**** Dataset excerpts ****

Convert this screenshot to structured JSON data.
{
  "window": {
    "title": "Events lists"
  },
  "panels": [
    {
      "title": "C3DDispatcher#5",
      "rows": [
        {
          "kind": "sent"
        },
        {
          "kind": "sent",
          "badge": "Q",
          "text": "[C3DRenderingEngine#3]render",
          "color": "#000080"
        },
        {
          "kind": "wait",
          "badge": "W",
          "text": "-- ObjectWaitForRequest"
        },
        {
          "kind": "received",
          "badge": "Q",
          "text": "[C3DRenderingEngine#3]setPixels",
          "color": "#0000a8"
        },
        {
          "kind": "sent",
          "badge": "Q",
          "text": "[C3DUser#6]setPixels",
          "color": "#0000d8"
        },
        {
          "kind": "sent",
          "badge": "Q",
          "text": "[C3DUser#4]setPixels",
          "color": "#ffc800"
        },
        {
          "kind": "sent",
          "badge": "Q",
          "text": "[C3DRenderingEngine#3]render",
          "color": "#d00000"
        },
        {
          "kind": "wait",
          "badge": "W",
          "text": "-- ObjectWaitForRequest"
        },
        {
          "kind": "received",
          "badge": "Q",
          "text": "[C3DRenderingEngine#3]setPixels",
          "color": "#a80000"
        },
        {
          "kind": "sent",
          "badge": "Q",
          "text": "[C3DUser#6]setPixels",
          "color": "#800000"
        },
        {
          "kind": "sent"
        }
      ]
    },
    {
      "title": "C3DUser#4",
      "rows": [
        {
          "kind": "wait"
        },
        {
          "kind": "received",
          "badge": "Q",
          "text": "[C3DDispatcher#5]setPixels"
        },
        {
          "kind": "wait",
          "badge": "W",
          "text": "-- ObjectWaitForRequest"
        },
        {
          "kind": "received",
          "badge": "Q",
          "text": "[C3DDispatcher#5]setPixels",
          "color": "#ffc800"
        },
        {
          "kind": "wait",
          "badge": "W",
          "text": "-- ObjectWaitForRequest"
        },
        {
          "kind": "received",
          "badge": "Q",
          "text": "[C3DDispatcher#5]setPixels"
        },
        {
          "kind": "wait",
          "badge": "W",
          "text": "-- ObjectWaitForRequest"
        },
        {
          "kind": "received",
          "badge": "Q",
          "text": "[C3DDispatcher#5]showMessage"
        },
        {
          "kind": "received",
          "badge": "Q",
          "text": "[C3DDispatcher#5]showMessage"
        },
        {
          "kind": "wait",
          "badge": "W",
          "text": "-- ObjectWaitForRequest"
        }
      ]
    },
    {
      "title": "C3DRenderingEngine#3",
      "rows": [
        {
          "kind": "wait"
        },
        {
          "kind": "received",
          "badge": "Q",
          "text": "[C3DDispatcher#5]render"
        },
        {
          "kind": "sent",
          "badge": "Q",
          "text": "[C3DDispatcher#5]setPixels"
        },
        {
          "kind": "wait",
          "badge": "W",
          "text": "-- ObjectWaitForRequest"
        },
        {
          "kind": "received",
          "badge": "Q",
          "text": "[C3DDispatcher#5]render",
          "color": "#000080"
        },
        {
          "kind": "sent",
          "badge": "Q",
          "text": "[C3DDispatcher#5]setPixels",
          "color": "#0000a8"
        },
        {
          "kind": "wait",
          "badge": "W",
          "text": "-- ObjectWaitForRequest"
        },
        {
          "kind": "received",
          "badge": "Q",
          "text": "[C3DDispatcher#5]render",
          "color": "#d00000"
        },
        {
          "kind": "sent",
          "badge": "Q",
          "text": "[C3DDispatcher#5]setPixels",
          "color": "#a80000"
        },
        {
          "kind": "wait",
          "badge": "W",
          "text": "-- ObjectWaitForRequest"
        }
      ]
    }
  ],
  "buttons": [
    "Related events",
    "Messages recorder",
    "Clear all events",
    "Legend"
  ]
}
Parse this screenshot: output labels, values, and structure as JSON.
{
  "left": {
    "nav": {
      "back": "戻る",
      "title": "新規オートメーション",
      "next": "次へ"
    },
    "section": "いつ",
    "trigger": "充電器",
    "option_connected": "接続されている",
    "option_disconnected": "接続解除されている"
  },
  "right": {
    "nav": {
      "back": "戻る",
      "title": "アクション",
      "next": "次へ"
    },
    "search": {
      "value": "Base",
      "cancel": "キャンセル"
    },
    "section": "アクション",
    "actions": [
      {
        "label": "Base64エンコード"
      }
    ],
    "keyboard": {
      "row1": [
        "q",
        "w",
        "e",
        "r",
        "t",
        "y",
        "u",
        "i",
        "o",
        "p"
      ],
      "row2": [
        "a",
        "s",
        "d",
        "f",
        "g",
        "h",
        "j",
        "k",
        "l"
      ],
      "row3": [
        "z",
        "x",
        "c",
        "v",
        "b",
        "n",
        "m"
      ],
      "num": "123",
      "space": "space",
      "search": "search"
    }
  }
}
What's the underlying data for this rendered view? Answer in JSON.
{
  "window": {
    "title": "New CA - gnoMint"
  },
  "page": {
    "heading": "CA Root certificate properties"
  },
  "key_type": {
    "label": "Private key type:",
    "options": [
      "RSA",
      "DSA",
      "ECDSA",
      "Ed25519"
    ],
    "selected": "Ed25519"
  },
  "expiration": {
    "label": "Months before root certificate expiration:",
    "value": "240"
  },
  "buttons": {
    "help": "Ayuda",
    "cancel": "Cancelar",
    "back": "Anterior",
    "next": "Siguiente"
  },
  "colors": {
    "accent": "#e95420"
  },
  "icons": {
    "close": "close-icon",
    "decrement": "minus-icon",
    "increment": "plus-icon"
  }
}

****

= Task description =
Beginning at the line containing "What's the underlying", repeat each line exactly through the last line of the entries, and include no other lines.

= Complete output =
What's the underlying data for this rendered view? Answer in JSON.
{
  "window": {
    "title": "New CA - gnoMint"
  },
  "page": {
    "heading": "CA Root certificate properties"
  },
  "key_type": {
    "label": "Private key type:",
    "options": [
      "RSA",
      "DSA",
      "ECDSA",
      "Ed25519"
    ],
    "selected": "Ed25519"
  },
  "expiration": {
    "label": "Months before root certificate expiration:",
    "value": "240"
  },
  "buttons": {
    "help": "Ayuda",
    "cancel": "Cancelar",
    "back": "Anterior",
    "next": "Siguiente"
  },
  "colors": {
    "accent": "#e95420"
  },
  "icons": {
    "close": "close-icon",
    "decrement": "minus-icon",
    "increment": "plus-icon"
  }
}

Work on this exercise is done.